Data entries
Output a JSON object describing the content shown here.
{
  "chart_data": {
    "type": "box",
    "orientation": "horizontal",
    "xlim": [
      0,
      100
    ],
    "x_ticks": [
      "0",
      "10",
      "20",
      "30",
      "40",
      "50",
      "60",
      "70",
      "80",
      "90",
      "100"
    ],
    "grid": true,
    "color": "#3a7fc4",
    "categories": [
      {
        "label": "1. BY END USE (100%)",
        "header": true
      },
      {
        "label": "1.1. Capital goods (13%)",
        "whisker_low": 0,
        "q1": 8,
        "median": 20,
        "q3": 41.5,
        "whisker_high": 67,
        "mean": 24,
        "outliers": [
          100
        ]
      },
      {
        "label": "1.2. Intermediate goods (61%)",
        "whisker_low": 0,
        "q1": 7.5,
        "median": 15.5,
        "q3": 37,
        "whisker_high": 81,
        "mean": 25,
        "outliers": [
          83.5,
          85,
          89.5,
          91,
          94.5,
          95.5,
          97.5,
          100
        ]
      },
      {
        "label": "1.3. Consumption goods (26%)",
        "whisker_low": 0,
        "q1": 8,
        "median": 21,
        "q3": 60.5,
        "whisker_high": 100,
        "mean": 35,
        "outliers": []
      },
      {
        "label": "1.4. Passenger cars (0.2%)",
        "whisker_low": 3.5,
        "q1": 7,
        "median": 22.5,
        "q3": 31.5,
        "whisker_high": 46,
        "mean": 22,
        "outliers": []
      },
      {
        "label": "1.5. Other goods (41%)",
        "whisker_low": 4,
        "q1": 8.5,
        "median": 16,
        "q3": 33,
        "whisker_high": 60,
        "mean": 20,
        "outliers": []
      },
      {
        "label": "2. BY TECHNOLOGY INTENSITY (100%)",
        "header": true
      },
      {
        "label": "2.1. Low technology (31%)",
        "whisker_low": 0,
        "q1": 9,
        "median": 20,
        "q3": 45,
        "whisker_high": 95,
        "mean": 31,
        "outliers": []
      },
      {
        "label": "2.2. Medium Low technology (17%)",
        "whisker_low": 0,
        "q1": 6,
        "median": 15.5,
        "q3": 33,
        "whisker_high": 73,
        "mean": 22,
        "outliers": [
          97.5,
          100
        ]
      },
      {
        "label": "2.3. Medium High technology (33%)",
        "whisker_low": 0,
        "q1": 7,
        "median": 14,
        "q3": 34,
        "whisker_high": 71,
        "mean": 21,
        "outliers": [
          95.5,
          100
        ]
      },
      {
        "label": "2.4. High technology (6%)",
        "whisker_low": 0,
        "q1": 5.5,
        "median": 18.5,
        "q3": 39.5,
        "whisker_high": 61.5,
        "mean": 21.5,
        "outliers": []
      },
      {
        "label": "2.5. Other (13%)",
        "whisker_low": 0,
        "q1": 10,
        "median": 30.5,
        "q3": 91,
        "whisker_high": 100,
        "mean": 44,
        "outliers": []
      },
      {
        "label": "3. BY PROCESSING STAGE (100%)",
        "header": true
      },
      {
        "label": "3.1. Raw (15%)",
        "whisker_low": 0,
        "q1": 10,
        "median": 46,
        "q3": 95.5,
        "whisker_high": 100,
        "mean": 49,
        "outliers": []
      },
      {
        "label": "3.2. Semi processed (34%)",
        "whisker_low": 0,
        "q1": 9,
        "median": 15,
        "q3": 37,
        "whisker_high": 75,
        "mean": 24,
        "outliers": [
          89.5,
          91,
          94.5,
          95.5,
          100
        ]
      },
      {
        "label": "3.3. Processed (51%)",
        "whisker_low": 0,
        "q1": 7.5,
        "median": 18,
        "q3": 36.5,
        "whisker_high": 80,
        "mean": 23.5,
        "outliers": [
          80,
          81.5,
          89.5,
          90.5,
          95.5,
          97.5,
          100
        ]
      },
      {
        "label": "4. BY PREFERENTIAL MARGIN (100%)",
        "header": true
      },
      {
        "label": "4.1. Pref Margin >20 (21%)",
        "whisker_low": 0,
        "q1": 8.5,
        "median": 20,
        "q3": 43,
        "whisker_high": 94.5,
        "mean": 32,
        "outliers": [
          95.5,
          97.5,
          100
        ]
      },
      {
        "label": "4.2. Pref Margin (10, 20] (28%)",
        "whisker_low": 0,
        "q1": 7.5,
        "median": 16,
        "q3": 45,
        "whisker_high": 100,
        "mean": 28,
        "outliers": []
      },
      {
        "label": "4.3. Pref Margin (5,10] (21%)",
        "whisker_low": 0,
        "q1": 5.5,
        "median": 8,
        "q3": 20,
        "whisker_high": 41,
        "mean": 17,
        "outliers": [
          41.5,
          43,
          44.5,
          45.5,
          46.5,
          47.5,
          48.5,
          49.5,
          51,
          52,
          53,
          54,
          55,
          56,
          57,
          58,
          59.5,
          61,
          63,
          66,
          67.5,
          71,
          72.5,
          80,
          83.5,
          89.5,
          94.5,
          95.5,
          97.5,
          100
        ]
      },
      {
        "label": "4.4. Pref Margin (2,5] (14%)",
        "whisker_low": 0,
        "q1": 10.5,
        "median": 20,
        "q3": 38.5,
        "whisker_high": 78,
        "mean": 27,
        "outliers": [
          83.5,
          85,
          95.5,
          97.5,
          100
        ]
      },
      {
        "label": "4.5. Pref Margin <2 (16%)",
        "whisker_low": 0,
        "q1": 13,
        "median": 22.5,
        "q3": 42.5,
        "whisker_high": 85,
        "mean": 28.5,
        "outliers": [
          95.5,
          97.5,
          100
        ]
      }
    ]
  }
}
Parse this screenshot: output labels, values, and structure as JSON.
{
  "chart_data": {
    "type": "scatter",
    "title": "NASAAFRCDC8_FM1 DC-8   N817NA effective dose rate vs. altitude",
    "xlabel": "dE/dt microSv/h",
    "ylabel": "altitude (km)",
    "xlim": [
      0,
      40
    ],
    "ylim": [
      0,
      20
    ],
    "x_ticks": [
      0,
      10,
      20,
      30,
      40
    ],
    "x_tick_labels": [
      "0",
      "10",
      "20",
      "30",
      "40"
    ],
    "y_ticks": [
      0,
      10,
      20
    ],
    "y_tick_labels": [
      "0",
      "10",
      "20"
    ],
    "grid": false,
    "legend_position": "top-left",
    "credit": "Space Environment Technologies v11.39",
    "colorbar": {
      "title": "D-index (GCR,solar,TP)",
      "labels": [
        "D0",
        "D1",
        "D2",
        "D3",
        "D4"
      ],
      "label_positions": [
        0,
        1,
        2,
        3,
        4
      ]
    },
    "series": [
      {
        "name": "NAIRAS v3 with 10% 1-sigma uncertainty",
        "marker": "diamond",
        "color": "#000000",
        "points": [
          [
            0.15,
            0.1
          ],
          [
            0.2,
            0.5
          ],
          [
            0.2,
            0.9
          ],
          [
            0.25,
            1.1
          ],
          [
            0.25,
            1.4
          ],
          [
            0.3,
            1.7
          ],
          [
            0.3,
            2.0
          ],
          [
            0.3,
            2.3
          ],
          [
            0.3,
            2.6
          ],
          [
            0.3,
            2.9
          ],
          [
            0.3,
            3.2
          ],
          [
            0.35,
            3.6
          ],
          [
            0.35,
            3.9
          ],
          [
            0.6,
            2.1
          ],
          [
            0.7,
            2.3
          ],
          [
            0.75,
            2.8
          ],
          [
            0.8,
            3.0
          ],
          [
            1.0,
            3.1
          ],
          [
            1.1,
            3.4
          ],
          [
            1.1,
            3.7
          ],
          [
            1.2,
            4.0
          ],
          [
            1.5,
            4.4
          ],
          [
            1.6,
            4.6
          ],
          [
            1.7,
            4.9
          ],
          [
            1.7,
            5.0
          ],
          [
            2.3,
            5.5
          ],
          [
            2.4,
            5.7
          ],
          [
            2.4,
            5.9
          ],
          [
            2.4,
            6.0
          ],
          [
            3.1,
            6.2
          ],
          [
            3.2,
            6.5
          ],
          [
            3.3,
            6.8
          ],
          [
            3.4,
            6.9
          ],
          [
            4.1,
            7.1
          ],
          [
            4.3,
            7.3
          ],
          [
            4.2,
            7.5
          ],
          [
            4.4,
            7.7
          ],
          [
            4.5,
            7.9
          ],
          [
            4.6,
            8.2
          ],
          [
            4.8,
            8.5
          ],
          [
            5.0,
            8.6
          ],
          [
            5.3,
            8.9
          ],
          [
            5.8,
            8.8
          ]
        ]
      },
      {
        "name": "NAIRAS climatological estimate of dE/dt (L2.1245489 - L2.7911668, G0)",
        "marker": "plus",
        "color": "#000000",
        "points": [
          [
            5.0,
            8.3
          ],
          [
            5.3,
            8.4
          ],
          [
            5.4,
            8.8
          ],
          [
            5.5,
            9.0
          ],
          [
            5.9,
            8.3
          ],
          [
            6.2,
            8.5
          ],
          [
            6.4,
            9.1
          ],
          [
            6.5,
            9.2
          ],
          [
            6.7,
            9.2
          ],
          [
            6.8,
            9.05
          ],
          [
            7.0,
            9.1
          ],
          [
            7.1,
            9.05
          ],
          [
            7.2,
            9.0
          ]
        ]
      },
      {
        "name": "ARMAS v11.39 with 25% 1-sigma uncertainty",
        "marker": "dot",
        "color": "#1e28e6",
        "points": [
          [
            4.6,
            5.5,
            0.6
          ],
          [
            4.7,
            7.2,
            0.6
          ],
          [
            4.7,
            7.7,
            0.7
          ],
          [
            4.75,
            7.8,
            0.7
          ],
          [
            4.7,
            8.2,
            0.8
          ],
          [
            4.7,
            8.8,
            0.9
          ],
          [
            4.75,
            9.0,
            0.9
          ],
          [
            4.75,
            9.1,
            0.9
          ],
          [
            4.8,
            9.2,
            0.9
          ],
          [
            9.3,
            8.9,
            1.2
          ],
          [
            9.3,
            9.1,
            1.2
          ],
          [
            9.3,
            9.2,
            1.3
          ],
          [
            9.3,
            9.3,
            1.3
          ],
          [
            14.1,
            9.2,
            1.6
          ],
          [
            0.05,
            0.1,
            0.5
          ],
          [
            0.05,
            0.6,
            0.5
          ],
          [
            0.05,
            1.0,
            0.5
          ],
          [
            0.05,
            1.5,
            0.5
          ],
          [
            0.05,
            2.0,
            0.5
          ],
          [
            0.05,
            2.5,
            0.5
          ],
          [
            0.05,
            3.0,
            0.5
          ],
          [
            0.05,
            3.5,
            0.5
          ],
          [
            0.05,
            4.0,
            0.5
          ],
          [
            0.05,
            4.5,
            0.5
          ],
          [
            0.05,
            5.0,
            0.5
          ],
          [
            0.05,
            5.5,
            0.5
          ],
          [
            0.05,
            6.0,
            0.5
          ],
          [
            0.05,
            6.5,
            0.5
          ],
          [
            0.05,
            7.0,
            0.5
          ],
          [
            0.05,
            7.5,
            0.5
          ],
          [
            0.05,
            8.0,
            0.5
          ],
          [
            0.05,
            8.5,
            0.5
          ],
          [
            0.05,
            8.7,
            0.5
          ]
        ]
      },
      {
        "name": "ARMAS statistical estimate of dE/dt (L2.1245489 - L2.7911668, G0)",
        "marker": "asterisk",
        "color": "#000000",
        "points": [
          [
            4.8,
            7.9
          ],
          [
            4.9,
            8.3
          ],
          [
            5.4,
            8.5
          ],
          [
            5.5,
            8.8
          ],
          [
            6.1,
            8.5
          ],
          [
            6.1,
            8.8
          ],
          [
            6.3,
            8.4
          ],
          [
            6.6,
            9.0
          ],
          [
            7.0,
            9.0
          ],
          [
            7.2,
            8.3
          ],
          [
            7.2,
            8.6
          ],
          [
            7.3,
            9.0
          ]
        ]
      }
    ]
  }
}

### [WHAT YOU SHOULD DO]
Identify each line containing the string "title" and copy it out.

### [ANSWER FOR THIS EXERCISE]
    "title": "NASAAFRCDC8_FM1 DC-8   N817NA effective dose rate vs. altitude",
      "title": "D-index (GCR,solar,TP)",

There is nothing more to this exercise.